Aim of the task
Write out the material below word for word, beginning with its very first line and ending after the line that contains "memo-button[interactable]: M xyxy=(545,268,561,284)", including both of those lines.

** start Items **

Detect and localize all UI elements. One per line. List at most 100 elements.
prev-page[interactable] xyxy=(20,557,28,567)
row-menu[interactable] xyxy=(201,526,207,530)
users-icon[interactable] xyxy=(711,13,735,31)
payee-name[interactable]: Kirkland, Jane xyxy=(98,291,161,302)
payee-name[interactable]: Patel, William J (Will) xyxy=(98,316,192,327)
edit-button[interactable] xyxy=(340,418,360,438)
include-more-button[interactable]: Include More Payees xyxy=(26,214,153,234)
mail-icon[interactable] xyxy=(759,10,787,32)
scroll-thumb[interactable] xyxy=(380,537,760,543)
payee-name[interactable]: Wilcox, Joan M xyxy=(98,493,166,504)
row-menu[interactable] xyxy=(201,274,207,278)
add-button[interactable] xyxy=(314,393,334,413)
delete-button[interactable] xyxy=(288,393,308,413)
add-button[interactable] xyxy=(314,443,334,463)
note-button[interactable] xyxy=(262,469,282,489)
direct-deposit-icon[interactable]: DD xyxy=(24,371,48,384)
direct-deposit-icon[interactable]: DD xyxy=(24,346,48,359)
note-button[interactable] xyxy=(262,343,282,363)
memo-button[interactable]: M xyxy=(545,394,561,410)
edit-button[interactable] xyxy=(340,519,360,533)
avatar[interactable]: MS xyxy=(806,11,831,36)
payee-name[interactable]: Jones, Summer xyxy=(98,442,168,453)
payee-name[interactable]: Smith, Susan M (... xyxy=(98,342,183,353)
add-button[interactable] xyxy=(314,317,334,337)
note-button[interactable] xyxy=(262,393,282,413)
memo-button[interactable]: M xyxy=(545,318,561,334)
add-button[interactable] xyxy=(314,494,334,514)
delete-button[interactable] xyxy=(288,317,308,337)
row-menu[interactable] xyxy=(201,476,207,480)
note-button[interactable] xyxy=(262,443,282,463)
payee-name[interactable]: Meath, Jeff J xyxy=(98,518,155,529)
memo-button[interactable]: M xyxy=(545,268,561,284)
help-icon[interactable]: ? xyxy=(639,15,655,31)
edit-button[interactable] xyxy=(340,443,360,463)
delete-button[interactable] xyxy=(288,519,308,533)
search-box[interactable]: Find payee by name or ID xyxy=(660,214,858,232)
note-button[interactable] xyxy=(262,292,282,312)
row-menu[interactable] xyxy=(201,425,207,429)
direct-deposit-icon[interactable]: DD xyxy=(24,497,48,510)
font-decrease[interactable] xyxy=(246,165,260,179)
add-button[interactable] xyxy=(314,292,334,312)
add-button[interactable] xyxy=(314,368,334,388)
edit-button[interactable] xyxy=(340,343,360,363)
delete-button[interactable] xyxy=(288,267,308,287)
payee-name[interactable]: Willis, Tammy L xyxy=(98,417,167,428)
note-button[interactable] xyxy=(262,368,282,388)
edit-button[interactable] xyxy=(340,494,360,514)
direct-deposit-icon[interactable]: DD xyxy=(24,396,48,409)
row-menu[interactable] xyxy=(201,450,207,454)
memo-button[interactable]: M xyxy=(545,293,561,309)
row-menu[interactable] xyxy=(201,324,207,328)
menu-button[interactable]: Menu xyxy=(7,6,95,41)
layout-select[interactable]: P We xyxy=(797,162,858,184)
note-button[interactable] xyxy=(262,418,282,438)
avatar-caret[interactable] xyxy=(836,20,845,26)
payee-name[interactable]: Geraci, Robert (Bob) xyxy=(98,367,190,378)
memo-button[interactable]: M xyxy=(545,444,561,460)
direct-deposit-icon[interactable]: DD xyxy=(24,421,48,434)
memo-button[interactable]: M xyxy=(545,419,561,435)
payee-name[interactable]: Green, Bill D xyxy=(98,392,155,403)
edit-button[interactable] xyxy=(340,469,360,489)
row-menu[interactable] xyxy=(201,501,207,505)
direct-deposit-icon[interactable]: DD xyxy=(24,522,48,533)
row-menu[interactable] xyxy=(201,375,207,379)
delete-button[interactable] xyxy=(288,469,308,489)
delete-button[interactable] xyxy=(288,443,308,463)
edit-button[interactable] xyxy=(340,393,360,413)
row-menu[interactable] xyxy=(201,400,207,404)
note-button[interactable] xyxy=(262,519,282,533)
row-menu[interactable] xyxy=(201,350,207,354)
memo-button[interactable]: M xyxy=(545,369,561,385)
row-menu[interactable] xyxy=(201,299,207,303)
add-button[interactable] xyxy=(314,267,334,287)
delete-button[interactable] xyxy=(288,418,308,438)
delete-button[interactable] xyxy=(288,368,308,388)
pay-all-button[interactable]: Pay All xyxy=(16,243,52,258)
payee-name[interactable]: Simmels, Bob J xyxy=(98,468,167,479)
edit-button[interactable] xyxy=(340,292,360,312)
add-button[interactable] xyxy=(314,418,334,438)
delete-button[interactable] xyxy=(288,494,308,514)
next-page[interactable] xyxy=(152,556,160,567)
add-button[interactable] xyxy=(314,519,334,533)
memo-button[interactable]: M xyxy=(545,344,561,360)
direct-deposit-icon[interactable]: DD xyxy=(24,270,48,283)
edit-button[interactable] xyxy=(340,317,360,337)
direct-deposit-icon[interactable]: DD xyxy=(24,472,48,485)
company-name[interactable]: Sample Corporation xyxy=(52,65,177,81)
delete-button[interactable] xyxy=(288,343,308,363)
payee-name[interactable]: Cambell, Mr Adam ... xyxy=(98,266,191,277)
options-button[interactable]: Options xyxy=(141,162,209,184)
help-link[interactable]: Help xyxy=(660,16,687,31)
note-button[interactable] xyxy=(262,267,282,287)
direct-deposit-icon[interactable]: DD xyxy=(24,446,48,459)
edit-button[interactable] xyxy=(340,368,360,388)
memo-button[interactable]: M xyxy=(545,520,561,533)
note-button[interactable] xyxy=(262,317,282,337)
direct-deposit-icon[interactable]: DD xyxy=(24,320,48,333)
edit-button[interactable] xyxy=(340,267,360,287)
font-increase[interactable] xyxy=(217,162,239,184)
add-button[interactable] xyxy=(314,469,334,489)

** end Items **

Answer to this task
Detect and localize all UI elements. One per line. List at most 100 elements.
prev-page[interactable] xyxy=(20,557,28,567)
row-menu[interactable] xyxy=(201,526,207,530)
users-icon[interactable] xyxy=(711,13,735,31)
payee-name[interactable]: Kirkland, Jane xyxy=(98,291,161,302)
payee-name[interactable]: Patel, William J (Will) xyxy=(98,316,192,327)
edit-button[interactable] xyxy=(340,418,360,438)
include-more-button[interactable]: Include More Payees xyxy=(26,214,153,234)
mail-icon[interactable] xyxy=(759,10,787,32)
scroll-thumb[interactable] xyxy=(380,537,760,543)
payee-name[interactable]: Wilcox, Joan M xyxy=(98,493,166,504)
row-menu[interactable] xyxy=(201,274,207,278)
add-button[interactable] xyxy=(314,393,334,413)
delete-button[interactable] xyxy=(288,393,308,413)
add-button[interactable] xyxy=(314,443,334,463)
note-button[interactable] xyxy=(262,469,282,489)
direct-deposit-icon[interactable]: DD xyxy=(24,371,48,384)
direct-deposit-icon[interactable]: DD xyxy=(24,346,48,359)
note-button[interactable] xyxy=(262,343,282,363)
memo-button[interactable]: M xyxy=(545,394,561,410)
edit-button[interactable] xyxy=(340,519,360,533)
avatar[interactable]: MS xyxy=(806,11,831,36)
payee-name[interactable]: Jones, Summer xyxy=(98,442,168,453)
payee-name[interactable]: Smith, Susan M (... xyxy=(98,342,183,353)
add-button[interactable] xyxy=(314,317,334,337)
note-button[interactable] xyxy=(262,393,282,413)
memo-button[interactable]: M xyxy=(545,318,561,334)
add-button[interactable] xyxy=(314,494,334,514)
delete-button[interactable] xyxy=(288,317,308,337)
row-menu[interactable] xyxy=(201,476,207,480)
note-button[interactable] xyxy=(262,443,282,463)
payee-name[interactable]: Meath, Jeff J xyxy=(98,518,155,529)
memo-button[interactable]: M xyxy=(545,268,561,284)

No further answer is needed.